» RECORDS PROVIDED:
◇ ◇ ◇
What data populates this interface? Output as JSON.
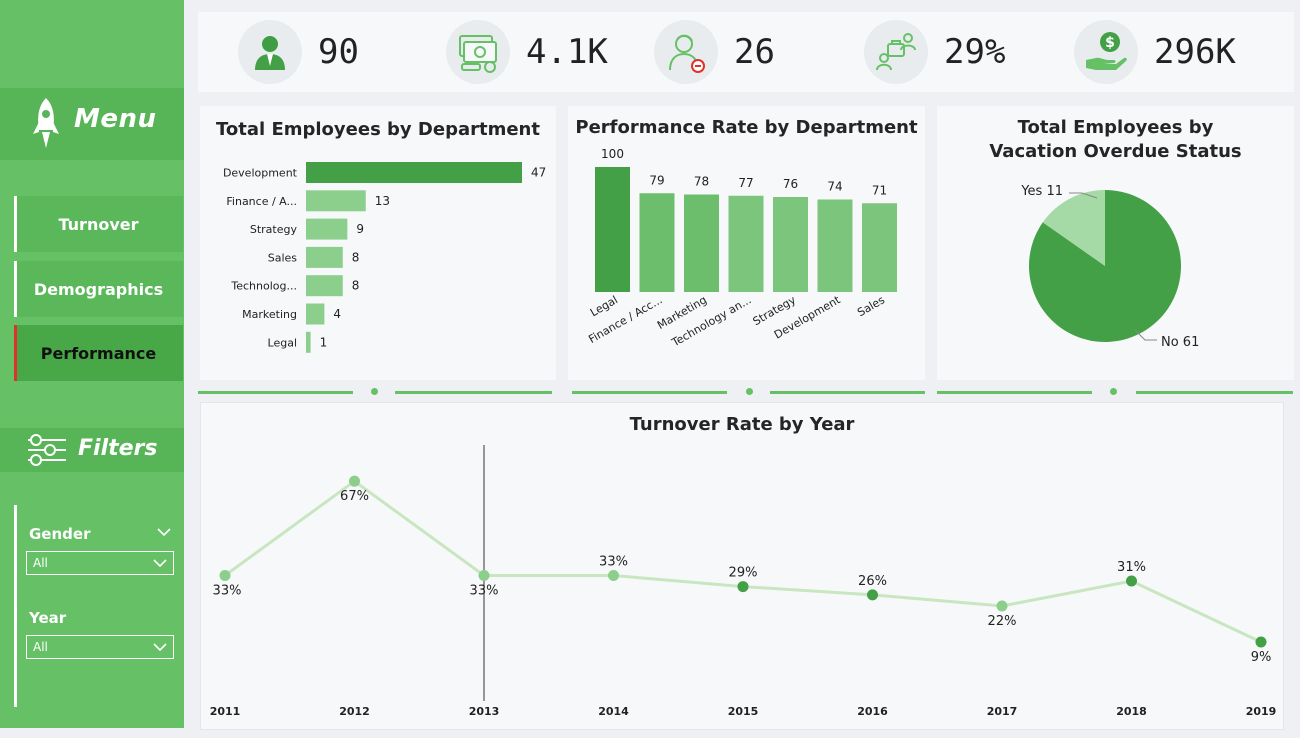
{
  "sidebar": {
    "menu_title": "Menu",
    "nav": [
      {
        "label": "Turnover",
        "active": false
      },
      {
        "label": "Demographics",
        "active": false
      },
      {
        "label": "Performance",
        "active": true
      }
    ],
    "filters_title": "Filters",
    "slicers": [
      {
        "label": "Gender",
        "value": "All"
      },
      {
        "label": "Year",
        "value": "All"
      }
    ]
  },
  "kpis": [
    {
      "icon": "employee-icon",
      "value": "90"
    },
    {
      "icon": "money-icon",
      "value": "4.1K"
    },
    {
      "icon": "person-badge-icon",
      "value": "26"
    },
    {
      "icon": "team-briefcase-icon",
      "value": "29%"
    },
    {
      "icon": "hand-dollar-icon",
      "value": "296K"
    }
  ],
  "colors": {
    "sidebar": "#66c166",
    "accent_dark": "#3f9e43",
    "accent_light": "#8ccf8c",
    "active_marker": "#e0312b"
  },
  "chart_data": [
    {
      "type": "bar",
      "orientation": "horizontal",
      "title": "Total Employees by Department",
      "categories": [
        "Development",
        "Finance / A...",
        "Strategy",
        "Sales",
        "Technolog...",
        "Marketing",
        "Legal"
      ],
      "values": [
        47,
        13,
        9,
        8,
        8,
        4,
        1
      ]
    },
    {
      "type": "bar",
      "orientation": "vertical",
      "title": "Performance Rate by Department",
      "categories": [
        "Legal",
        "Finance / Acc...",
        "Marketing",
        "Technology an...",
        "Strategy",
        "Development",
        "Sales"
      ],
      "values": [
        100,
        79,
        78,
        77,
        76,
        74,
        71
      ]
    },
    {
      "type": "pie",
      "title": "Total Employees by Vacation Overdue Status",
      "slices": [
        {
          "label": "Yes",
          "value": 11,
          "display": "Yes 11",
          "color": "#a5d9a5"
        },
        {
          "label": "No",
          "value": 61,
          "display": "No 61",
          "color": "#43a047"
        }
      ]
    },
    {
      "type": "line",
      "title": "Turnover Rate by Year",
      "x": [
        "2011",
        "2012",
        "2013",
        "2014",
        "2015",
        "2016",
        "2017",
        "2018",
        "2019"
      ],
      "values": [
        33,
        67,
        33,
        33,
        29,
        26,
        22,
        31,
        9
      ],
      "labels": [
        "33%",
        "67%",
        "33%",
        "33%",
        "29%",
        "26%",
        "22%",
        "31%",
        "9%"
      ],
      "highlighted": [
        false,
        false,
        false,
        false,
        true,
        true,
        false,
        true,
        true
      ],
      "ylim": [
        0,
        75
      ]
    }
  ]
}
◇ ◇ ◇
» YOUR TASK:
Gather and return every line that holds the string "orientation".

» RESULT OF THE TASK:
      "orientation": "horizontal",
      "orientation": "vertical",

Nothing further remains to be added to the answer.